#### Work required
Write out the material exactly, with the pictures left out.

━━━━

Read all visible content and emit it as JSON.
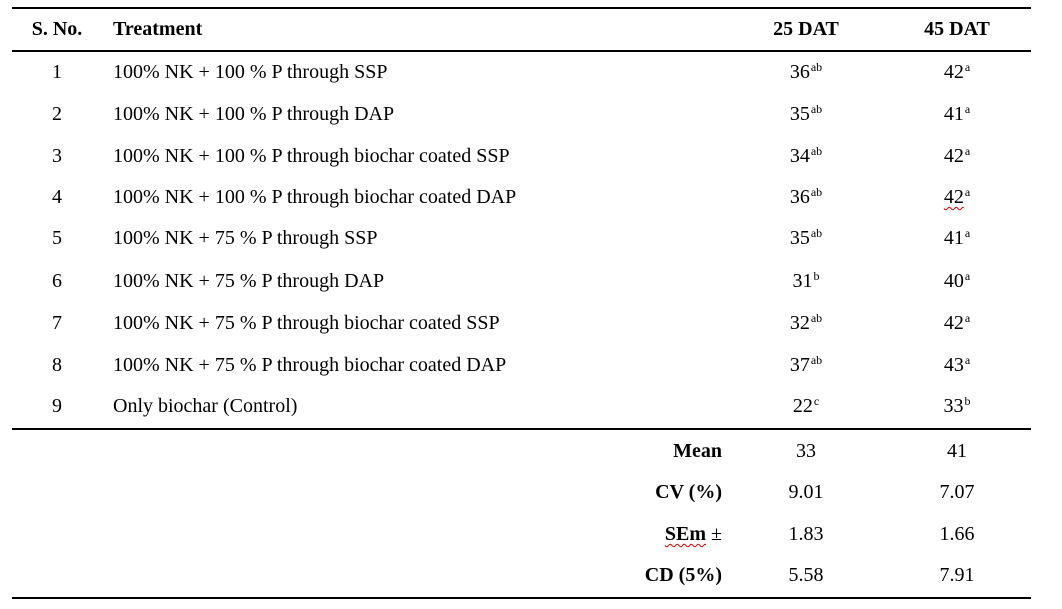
{
  "table": {
    "headers": {
      "sno": "S. No.",
      "treatment": "Treatment",
      "dat25": "25 DAT",
      "dat45": "45 DAT"
    },
    "rows": [
      {
        "sno": "1",
        "treatment": "100% NK + 100 % P through SSP",
        "dat25": {
          "value": "36",
          "group": "ab"
        },
        "dat45": {
          "value": "42",
          "group": "a"
        }
      },
      {
        "sno": "2",
        "treatment": "100% NK + 100 % P through DAP",
        "dat25": {
          "value": "35",
          "group": "ab"
        },
        "dat45": {
          "value": "41",
          "group": "a"
        }
      },
      {
        "sno": "3",
        "treatment": "100% NK + 100 % P through biochar coated SSP",
        "dat25": {
          "value": "34",
          "group": "ab"
        },
        "dat45": {
          "value": "42",
          "group": "a"
        }
      },
      {
        "sno": "4",
        "treatment": "100% NK + 100 % P through biochar coated DAP",
        "dat25": {
          "value": "36",
          "group": "ab"
        },
        "dat45": {
          "value": "42",
          "group": "a"
        }
      },
      {
        "sno": "5",
        "treatment": "100% NK + 75 % P through SSP",
        "dat25": {
          "value": "35",
          "group": "ab"
        },
        "dat45": {
          "value": "41",
          "group": "a"
        }
      },
      {
        "sno": "6",
        "treatment": "100% NK + 75 % P through DAP",
        "dat25": {
          "value": "31",
          "group": "b"
        },
        "dat45": {
          "value": "40",
          "group": "a"
        }
      },
      {
        "sno": "7",
        "treatment": "100% NK + 75 % P through biochar coated SSP",
        "dat25": {
          "value": "32",
          "group": "ab"
        },
        "dat45": {
          "value": "42",
          "group": "a"
        }
      },
      {
        "sno": "8",
        "treatment": "100% NK + 75 % P through biochar coated DAP",
        "dat25": {
          "value": "37",
          "group": "ab"
        },
        "dat45": {
          "value": "43",
          "group": "a"
        }
      },
      {
        "sno": "9",
        "treatment": "Only biochar (Control)",
        "dat25": {
          "value": "22",
          "group": "c"
        },
        "dat45": {
          "value": "33",
          "group": "b"
        }
      }
    ],
    "stats": [
      {
        "label": "Mean",
        "dat25": "33",
        "dat45": "41"
      },
      {
        "label": "CV (%)",
        "dat25": "9.01",
        "dat45": "7.07"
      },
      {
        "label": "SEm ±",
        "label_main": "SEm",
        "label_suffix": " ±",
        "dat25": "1.83",
        "dat45": "1.66"
      },
      {
        "label": "CD (5%)",
        "dat25": "5.58",
        "dat45": "7.91"
      }
    ]
  }
}
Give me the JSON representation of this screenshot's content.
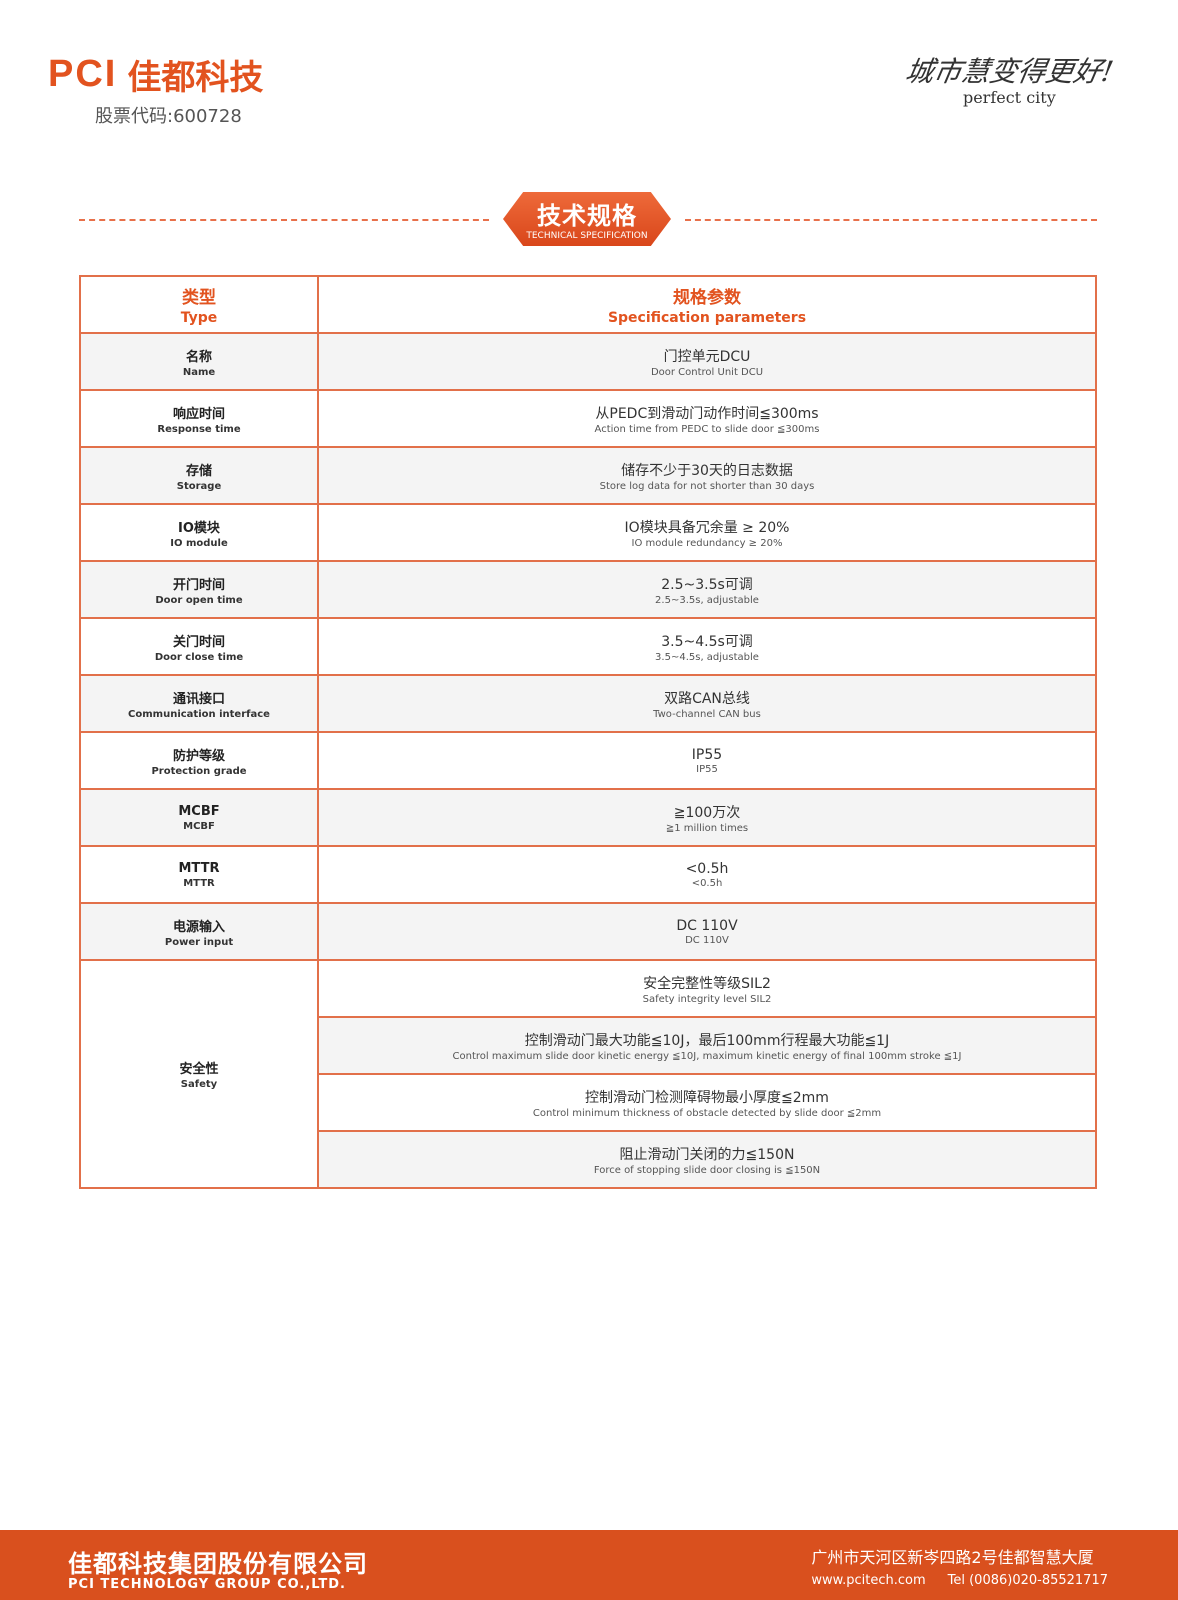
{
  "header": {
    "logo_en": "PCI",
    "logo_cn": "佳都科技",
    "stock": "股票代码:600728",
    "slogan_cn": "城市慧变得更好!",
    "slogan_en": "perfect city"
  },
  "section": {
    "title_cn": "技术规格",
    "title_en": "TECHNICAL SPECIFICATION"
  },
  "table": {
    "header": {
      "type_cn": "类型",
      "type_en": "Type",
      "spec_cn": "规格参数",
      "spec_en": "Specification parameters"
    },
    "rows": [
      {
        "type_cn": "名称",
        "type_en": "Name",
        "val_cn": "门控单元DCU",
        "val_en": "Door Control Unit DCU"
      },
      {
        "type_cn": "响应时间",
        "type_en": "Response time",
        "val_cn": "从PEDC到滑动门动作时间≦300ms",
        "val_en": "Action time from PEDC to slide door ≦300ms"
      },
      {
        "type_cn": "存储",
        "type_en": "Storage",
        "val_cn": "储存不少于30天的日志数据",
        "val_en": "Store log data for not shorter than 30 days"
      },
      {
        "type_cn": "IO模块",
        "type_en": "IO module",
        "val_cn": "IO模块具备冗余量 ≥ 20%",
        "val_en": "IO module redundancy ≥ 20%"
      },
      {
        "type_cn": "开门时间",
        "type_en": "Door open time",
        "val_cn": "2.5~3.5s可调",
        "val_en": "2.5~3.5s, adjustable"
      },
      {
        "type_cn": "关门时间",
        "type_en": "Door close time",
        "val_cn": "3.5~4.5s可调",
        "val_en": "3.5~4.5s, adjustable"
      },
      {
        "type_cn": "通讯接口",
        "type_en": "Communication interface",
        "val_cn": "双路CAN总线",
        "val_en": "Two-channel CAN bus"
      },
      {
        "type_cn": "防护等级",
        "type_en": "Protection grade",
        "val_cn": "IP55",
        "val_en": "IP55"
      },
      {
        "type_cn": "MCBF",
        "type_en": "MCBF",
        "val_cn": "≧100万次",
        "val_en": "≧1 million times"
      },
      {
        "type_cn": "MTTR",
        "type_en": "MTTR",
        "val_cn": "<0.5h",
        "val_en": "<0.5h"
      },
      {
        "type_cn": "电源输入",
        "type_en": "Power input",
        "val_cn": "DC 110V",
        "val_en": "DC 110V"
      }
    ],
    "safety": {
      "type_cn": "安全性",
      "type_en": "Safety",
      "items": [
        {
          "val_cn": "安全完整性等级SIL2",
          "val_en": "Safety integrity level SIL2"
        },
        {
          "val_cn": "控制滑动门最大功能≦10J，最后100mm行程最大功能≦1J",
          "val_en": "Control maximum slide door kinetic energy ≦10J, maximum kinetic energy of final 100mm stroke ≦1J"
        },
        {
          "val_cn": "控制滑动门检测障碍物最小厚度≦2mm",
          "val_en": "Control minimum thickness of obstacle detected by slide door ≦2mm"
        },
        {
          "val_cn": "阻止滑动门关闭的力≦150N",
          "val_en": "Force of stopping slide door closing is ≦150N"
        }
      ]
    }
  },
  "footer": {
    "company_cn": "佳都科技集团股份有限公司",
    "company_en": "PCI TECHNOLOGY GROUP CO.,LTD.",
    "address": "广州市天河区新岑四路2号佳都智慧大厦",
    "website": "www.pcitech.com",
    "tel": "Tel (0086)020-85521717"
  },
  "colors": {
    "accent": "#e2531f",
    "footer_bg": "#d9501e"
  }
}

━━━━

#### Output for this exercise
Read all visible content and emit it as JSON.
{
  "table": {
    "headers": {
      "sno": "S. No.",
      "treatment": "Treatment",
      "dat25": "25 DAT",
      "dat45": "45 DAT"
    },
    "rows": [
      {
        "sno": "1",
        "treatment": "100% NK + 100 % P through SSP",
        "dat25": {
          "value": "36",
          "group": "ab"
        },
        "dat45": {
          "value": "42",
          "group": "a"
        }
      },
      {
        "sno": "2",
        "treatment": "100% NK + 100 % P through DAP",
        "dat25": {
          "value": "35",
          "group": "ab"
        },
        "dat45": {
          "value": "41",
          "group": "a"
        }
      },
      {
        "sno": "3",
        "treatment": "100% NK + 100 % P through biochar coated SSP",
        "dat25": {
          "value": "34",
          "group": "ab"
        },
        "dat45": {
          "value": "42",
          "group": "a"
        }
      },
      {
        "sno": "4",
        "treatment": "100% NK + 100 % P through biochar coated DAP",
        "dat25": {
          "value": "36",
          "group": "ab"
        },
        "dat45": {
          "value": "42",
          "group": "a"
        }
      },
      {
        "sno": "5",
        "treatment": "100% NK + 75 % P through SSP",
        "dat25": {
          "value": "35",
          "group": "ab"
        },
        "dat45": {
          "value": "41",
          "group": "a"
        }
      },
      {
        "sno": "6",
        "treatment": "100% NK + 75 % P through DAP",
        "dat25": {
          "value": "31",
          "group": "b"
        },
        "dat45": {
          "value": "40",
          "group": "a"
        }
      },
      {
        "sno": "7",
        "treatment": "100% NK + 75 % P through biochar coated SSP",
        "dat25": {
          "value": "32",
          "group": "ab"
        },
        "dat45": {
          "value": "42",
          "group": "a"
        }
      },
      {
        "sno": "8",
        "treatment": "100% NK + 75 % P through biochar coated DAP",
        "dat25": {
          "value": "37",
          "group": "ab"
        },
        "dat45": {
          "value": "43",
          "group": "a"
        }
      },
      {
        "sno": "9",
        "treatment": "Only biochar (Control)",
        "dat25": {
          "value": "22",
          "group": "c"
        },
        "dat45": {
          "value": "33",
          "group": "b"
        }
      }
    ],
    "stats": [
      {
        "label": "Mean",
        "dat25": "33",
        "dat45": "41"
      },
      {
        "label": "CV (%)",
        "dat25": "9.01",
        "dat45": "7.07"
      },
      {
        "label": "SEm ±",
        "label_main": "SEm",
        "label_suffix": " ±",
        "dat25": "1.83",
        "dat45": "1.66"
      },
      {
        "label": "CD (5%)",
        "dat25": "5.58",
        "dat45": "7.91"
      }
    ]
  }
}
Give me the JSON representation of this screenshot's content.
{
  "header": {
    "logo_en": "PCI",
    "logo_cn": "佳都科技",
    "stock": "股票代码:600728",
    "slogan_cn": "城市慧变得更好!",
    "slogan_en": "perfect city"
  },
  "section": {
    "title_cn": "技术规格",
    "title_en": "TECHNICAL SPECIFICATION"
  },
  "table": {
    "header": {
      "type_cn": "类型",
      "type_en": "Type",
      "spec_cn": "规格参数",
      "spec_en": "Specification parameters"
    },
    "rows": [
      {
        "type_cn": "名称",
        "type_en": "Name",
        "val_cn": "门控单元DCU",
        "val_en": "Door Control Unit DCU"
      },
      {
        "type_cn": "响应时间",
        "type_en": "Response time",
        "val_cn": "从PEDC到滑动门动作时间≦300ms",
        "val_en": "Action time from PEDC to slide door ≦300ms"
      },
      {
        "type_cn": "存储",
        "type_en": "Storage",
        "val_cn": "储存不少于30天的日志数据",
        "val_en": "Store log data for not shorter than 30 days"
      },
      {
        "type_cn": "IO模块",
        "type_en": "IO module",
        "val_cn": "IO模块具备冗余量 ≥ 20%",
        "val_en": "IO module redundancy ≥ 20%"
      },
      {
        "type_cn": "开门时间",
        "type_en": "Door open time",
        "val_cn": "2.5~3.5s可调",
        "val_en": "2.5~3.5s, adjustable"
      },
      {
        "type_cn": "关门时间",
        "type_en": "Door close time",
        "val_cn": "3.5~4.5s可调",
        "val_en": "3.5~4.5s, adjustable"
      },
      {
        "type_cn": "通讯接口",
        "type_en": "Communication interface",
        "val_cn": "双路CAN总线",
        "val_en": "Two-channel CAN bus"
      },
      {
        "type_cn": "防护等级",
        "type_en": "Protection grade",
        "val_cn": "IP55",
        "val_en": "IP55"
      },
      {
        "type_cn": "MCBF",
        "type_en": "MCBF",
        "val_cn": "≧100万次",
        "val_en": "≧1 million times"
      },
      {
        "type_cn": "MTTR",
        "type_en": "MTTR",
        "val_cn": "<0.5h",
        "val_en": "<0.5h"
      },
      {
        "type_cn": "电源输入",
        "type_en": "Power input",
        "val_cn": "DC 110V",
        "val_en": "DC 110V"
      }
    ],
    "safety": {
      "type_cn": "安全性",
      "type_en": "Safety",
      "items": [
        {
          "val_cn": "安全完整性等级SIL2",
          "val_en": "Safety integrity level SIL2"
        },
        {
          "val_cn": "控制滑动门最大功能≦10J，最后100mm行程最大功能≦1J",
          "val_en": "Control maximum slide door kinetic energy ≦10J, maximum kinetic energy of final 100mm stroke ≦1J"
        },
        {
          "val_cn": "控制滑动门检测障碍物最小厚度≦2mm",
          "val_en": "Control minimum thickness of obstacle detected by slide door ≦2mm"
        },
        {
          "val_cn": "阻止滑动门关闭的力≦150N",
          "val_en": "Force of stopping slide door closing is ≦150N"
        }
      ]
    }
  },
  "footer": {
    "company_cn": "佳都科技集团股份有限公司",
    "company_en": "PCI TECHNOLOGY GROUP CO.,LTD.",
    "address": "广州市天河区新岑四路2号佳都智慧大厦",
    "website": "www.pcitech.com",
    "tel": "Tel (0086)020-85521717"
  },
  "colors": {
    "accent": "#e2531f",
    "footer_bg": "#d9501e"
  }
}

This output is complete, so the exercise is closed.